--- start THE RECORDS ---
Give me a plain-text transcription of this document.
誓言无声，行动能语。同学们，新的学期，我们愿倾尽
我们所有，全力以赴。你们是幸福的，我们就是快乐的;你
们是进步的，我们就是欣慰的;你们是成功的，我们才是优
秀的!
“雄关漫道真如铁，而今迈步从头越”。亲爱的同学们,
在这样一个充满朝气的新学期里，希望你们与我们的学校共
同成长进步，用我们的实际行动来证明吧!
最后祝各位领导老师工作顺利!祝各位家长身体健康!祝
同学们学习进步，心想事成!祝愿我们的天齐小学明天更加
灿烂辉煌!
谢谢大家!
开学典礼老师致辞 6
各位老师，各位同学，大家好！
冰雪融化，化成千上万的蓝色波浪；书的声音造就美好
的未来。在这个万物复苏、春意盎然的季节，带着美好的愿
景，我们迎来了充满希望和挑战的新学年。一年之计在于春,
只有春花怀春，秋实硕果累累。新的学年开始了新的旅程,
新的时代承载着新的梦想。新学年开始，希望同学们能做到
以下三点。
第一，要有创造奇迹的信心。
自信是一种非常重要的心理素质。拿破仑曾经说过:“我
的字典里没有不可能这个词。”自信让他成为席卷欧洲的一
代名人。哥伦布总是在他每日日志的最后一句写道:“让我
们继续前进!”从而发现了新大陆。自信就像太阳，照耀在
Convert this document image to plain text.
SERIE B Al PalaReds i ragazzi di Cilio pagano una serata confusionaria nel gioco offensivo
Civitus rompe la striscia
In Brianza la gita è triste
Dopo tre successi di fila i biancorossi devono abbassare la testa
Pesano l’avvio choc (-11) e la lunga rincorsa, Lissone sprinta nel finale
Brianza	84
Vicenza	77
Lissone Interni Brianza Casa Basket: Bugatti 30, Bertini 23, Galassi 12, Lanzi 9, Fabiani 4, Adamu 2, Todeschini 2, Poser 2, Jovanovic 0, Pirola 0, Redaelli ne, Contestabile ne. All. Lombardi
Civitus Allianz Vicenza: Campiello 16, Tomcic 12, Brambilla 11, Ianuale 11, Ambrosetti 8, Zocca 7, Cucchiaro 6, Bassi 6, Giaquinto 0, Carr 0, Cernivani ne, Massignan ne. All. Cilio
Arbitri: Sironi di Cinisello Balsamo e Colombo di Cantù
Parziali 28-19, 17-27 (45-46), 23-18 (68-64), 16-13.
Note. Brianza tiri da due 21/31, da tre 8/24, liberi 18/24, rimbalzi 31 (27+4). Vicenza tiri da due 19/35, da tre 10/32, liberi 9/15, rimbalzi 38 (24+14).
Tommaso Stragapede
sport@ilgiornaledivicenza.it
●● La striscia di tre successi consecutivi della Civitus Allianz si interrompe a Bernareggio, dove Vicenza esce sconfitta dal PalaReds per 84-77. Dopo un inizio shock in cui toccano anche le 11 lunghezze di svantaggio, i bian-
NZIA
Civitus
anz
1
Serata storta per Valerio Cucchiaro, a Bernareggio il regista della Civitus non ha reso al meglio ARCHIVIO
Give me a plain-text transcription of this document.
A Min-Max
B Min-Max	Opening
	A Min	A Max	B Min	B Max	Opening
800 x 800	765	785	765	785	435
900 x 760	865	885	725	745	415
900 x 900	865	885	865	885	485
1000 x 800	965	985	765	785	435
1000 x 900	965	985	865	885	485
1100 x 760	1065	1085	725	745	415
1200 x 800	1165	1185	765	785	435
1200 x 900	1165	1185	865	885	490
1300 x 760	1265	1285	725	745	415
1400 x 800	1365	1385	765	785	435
--- end THE RECORDS ---
WHAT THIS TASK INVOLVES: Identify each line in the records above that contains the word "Cucchiaro", and copy it out in full.

RESPONSE TO THE EXERCISE:
Civitus Allianz Vicenza: Campiello 16, Tomcic 12, Brambilla 11, Ianuale 11, Ambrosetti 8, Zocca 7, Cucchiaro 6, Bassi 6, Giaquinto 0, Carr 0, Cernivani ne, Massignan ne. All. Cilio
Serata storta per Valerio Cucchiaro, a Bernareggio il regista della Civitus non ha reso al meglio ARCHIVIO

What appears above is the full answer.